Copy each line containing the word "this" from the records that follow, please.

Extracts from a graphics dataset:
= = = = =
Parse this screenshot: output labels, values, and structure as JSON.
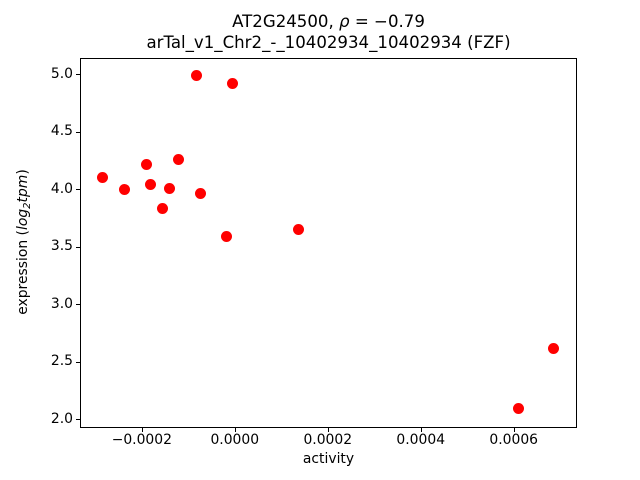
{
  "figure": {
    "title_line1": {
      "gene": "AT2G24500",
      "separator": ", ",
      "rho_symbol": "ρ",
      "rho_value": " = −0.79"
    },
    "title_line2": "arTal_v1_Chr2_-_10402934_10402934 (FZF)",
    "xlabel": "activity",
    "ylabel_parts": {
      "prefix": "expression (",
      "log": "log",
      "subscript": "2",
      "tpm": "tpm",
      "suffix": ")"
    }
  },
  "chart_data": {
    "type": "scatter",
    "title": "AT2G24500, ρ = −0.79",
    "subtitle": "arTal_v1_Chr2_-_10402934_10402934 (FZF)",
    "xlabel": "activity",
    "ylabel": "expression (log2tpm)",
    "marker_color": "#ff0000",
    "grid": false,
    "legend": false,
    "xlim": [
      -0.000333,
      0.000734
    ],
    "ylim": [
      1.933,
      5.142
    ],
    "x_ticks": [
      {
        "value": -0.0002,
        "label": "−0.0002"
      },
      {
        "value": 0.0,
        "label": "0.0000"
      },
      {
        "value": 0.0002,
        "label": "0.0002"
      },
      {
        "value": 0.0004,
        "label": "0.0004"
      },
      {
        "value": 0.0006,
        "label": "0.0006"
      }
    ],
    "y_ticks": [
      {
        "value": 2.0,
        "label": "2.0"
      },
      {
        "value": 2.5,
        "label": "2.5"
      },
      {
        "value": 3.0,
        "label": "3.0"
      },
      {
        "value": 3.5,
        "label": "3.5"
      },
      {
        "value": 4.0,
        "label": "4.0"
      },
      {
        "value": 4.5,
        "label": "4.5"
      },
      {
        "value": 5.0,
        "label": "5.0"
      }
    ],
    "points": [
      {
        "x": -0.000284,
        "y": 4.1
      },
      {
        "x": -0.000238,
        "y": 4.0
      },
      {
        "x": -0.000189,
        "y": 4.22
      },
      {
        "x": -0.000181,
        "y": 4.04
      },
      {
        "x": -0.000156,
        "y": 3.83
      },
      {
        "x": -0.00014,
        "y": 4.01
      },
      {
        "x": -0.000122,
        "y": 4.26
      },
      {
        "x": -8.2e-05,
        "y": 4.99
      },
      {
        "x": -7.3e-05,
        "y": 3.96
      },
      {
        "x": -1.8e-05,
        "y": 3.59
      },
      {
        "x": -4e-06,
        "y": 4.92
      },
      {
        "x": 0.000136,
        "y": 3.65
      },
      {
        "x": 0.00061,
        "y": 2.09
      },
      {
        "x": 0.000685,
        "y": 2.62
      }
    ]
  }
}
= = = = =
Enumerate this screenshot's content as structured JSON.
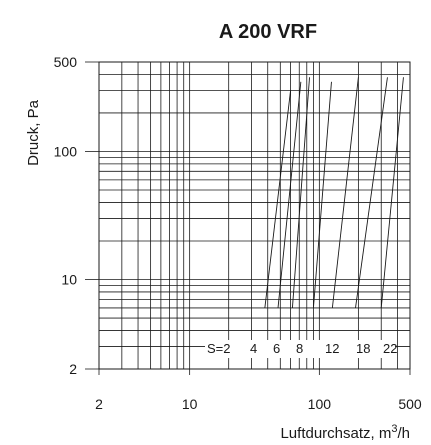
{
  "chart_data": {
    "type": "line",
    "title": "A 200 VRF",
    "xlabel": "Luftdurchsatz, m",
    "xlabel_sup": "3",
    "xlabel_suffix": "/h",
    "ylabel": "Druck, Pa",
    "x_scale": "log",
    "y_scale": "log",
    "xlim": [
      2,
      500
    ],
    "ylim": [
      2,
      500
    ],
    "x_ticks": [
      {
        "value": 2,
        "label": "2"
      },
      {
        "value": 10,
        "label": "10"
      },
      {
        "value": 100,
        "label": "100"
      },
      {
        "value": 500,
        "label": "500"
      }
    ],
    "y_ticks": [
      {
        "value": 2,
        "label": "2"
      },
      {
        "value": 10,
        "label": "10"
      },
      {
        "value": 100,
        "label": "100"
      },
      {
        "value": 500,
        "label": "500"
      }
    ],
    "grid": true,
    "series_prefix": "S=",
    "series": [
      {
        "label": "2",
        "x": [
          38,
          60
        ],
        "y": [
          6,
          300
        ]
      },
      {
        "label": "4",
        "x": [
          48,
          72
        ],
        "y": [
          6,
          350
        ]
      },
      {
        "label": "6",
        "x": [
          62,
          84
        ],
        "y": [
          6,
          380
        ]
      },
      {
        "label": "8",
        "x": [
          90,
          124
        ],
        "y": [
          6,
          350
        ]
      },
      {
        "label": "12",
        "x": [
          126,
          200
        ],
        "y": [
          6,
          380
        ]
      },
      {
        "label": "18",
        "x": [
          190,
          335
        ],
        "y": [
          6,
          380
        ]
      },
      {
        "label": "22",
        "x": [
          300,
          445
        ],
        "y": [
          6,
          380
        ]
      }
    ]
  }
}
= = = = =
*THE COMPLETED TASK*
Parse this screenshot: output labels, values, and structure as JSON.
Enumerate this screenshot's content as structured JSON.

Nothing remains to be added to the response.